PROBLEM STATEMENT: Reproduce the data in its entirety, exactly as supplied.

####################

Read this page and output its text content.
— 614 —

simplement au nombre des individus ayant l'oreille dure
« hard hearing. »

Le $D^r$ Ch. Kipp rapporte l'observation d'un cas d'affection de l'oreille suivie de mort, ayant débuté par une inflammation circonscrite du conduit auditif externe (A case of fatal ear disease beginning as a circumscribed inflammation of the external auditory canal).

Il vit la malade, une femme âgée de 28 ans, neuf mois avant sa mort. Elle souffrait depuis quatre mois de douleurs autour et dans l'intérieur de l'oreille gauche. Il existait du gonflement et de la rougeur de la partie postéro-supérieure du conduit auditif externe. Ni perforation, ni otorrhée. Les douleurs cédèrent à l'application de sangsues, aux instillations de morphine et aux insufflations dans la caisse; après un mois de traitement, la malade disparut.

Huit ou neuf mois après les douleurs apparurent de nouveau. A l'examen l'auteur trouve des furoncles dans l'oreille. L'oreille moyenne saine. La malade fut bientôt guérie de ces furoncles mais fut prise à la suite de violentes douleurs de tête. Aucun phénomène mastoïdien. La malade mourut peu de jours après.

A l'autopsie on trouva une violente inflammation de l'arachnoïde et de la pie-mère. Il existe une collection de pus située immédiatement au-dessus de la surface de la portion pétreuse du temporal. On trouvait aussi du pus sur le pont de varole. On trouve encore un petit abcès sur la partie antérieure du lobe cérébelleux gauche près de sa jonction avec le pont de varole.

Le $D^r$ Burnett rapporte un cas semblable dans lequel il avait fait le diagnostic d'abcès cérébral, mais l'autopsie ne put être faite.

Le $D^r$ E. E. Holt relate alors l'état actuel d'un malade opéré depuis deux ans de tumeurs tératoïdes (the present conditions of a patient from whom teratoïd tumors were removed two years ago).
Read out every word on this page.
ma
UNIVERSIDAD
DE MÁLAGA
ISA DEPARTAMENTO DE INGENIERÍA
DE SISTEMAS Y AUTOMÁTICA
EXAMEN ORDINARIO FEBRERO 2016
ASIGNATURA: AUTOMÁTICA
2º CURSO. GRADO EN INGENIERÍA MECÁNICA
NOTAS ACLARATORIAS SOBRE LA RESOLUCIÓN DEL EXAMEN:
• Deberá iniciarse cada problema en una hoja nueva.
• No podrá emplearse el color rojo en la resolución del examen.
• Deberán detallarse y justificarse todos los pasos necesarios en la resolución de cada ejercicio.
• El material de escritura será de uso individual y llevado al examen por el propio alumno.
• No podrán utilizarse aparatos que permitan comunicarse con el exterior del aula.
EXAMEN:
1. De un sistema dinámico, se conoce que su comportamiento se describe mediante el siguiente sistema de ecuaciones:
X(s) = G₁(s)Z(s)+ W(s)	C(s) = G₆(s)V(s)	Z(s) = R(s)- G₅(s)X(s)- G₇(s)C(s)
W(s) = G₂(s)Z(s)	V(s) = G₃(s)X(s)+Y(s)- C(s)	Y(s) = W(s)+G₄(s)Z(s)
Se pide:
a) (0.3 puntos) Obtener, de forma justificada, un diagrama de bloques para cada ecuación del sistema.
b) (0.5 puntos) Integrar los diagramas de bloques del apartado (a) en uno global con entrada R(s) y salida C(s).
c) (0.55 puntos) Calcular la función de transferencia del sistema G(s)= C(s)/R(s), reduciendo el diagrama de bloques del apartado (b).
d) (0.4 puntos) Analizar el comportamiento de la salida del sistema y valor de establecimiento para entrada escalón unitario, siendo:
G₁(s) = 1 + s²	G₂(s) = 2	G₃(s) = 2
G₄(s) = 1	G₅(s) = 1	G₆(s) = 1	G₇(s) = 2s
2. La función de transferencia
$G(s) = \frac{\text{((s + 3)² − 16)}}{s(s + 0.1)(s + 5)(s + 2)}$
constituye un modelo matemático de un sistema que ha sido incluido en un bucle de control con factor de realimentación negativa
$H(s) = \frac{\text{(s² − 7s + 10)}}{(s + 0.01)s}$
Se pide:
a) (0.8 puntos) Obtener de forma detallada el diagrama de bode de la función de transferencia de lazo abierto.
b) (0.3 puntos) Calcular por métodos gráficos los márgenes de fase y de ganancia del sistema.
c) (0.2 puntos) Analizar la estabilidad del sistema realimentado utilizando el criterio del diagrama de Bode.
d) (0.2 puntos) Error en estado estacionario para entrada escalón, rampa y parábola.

####################

ANSWER TO THE PROBLEM:
Read this page and output its text content.
— 614 —

simplement au nombre des individus ayant l'oreille dure
« hard hearing. »

Le $D^r$ Ch. Kipp rapporte l'observation d'un cas d'affection de l'oreille suivie de mort, ayant débuté par une inflammation circonscrite du conduit auditif externe (A case of fatal ear disease beginning as a circumscribed inflammation of the external auditory canal).

Il vit la malade, une femme âgée de 28 ans, neuf mois avant sa mort. Elle souffrait depuis quatre mois de douleurs autour et dans l'intérieur de l'oreille gauche. Il existait du gonflement et de la rougeur de la partie postéro-supérieure du conduit auditif externe. Ni perforation, ni otorrhée. Les douleurs cédèrent à l'application de sangsues, aux instillations de morphine et aux insufflations dans la caisse; après un mois de traitement, la malade disparut.

Huit ou neuf mois après les douleurs apparurent de nouveau. A l'examen l'auteur trouve des furoncles dans l'oreille. L'oreille moyenne saine. La malade fut bientôt guérie de ces furoncles mais fut prise à la suite de violentes douleurs de tête. Aucun phénomène mastoïdien. La malade mourut peu de jours après.

A l'autopsie on trouva une violente inflammation de l'arachnoïde et de la pie-mère. Il existe une collection de pus située immédiatement au-dessus de la surface de la portion pétreuse du temporal. On trouvait aussi du pus sur le pont de varole. On trouve encore un petit abcès sur la partie antérieure du lobe cérébelleux gauche près de sa jonction avec le pont de varole.

Le $D^r$ Burnett rapporte un cas semblable dans lequel il avait fait le diagnostic d'abcès cérébral, mais l'autopsie ne put être faite.

Le $D^r$ E. E. Holt relate alors l'état actuel d'un malade opéré depuis deux ans de tumeurs tératoïdes (the present conditions of a patient from whom teratoïd tumors were removed two years ago).
Read out every word on this page.
ma
UNIVERSIDAD
DE MÁLAGA
ISA DEPARTAMENTO DE INGENIERÍA
DE SISTEMAS Y AUTOMÁTICA
EXAMEN ORDINARIO FEBRERO 2016
ASIGNATURA: AUTOMÁTICA
2º CURSO. GRADO EN INGENIERÍA MECÁNICA
NOTAS ACLARATORIAS SOBRE LA RESOLUCIÓN DEL EXAMEN:
• Deberá iniciarse cada problema en una hoja nueva.
• No podrá emplearse el color rojo en la resolución del examen.
• Deberán detallarse y justificarse todos los pasos necesarios en la resolución de cada ejercicio.
• El material de escritura será de uso individual y llevado al examen por el propio alumno.
• No podrán utilizarse aparatos que permitan comunicarse con el exterior del aula.
EXAMEN:
1. De un sistema dinámico, se conoce que su comportamiento se describe mediante el siguiente sistema de ecuaciones:
X(s) = G₁(s)Z(s)+ W(s)	C(s) = G₆(s)V(s)	Z(s) = R(s)- G₅(s)X(s)- G₇(s)C(s)
W(s) = G₂(s)Z(s)	V(s) = G₃(s)X(s)+Y(s)- C(s)	Y(s) = W(s)+G₄(s)Z(s)
Se pide:
a) (0.3 puntos) Obtener, de forma justificada, un diagrama de bloques para cada ecuación del sistema.
b) (0.5 puntos) Integrar los diagramas de bloques del apartado (a) en uno global con entrada R(s) y salida C(s).
c) (0.55 puntos) Calcular la función de transferencia del sistema G(s)= C(s)/R(s), reduciendo el diagrama de bloques del apartado (b).
d) (0.4 puntos) Analizar el comportamiento de la salida del sistema y valor de establecimiento para entrada escalón unitario, siendo:
G₁(s) = 1 + s²	G₂(s) = 2	G₃(s) = 2
G₄(s) = 1	G₅(s) = 1	G₆(s) = 1	G₇(s) = 2s
2. La función de transferencia
$G(s) = \frac{\text{((s + 3)² − 16)}}{s(s + 0.1)(s + 5)(s + 2)}$
constituye un modelo matemático de un sistema que ha sido incluido en un bucle de control con factor de realimentación negativa
$H(s) = \frac{\text{(s² − 7s + 10)}}{(s + 0.01)s}$
Se pide:
a) (0.8 puntos) Obtener de forma detallada el diagrama de bode de la función de transferencia de lazo abierto.
b) (0.3 puntos) Calcular por métodos gráficos los márgenes de fase y de ganancia del sistema.
c) (0.2 puntos) Analizar la estabilidad del sistema realimentado utilizando el criterio del diagrama de Bode.
d) (0.2 puntos) Error en estado estacionario para entrada escalón, rampa y parábola.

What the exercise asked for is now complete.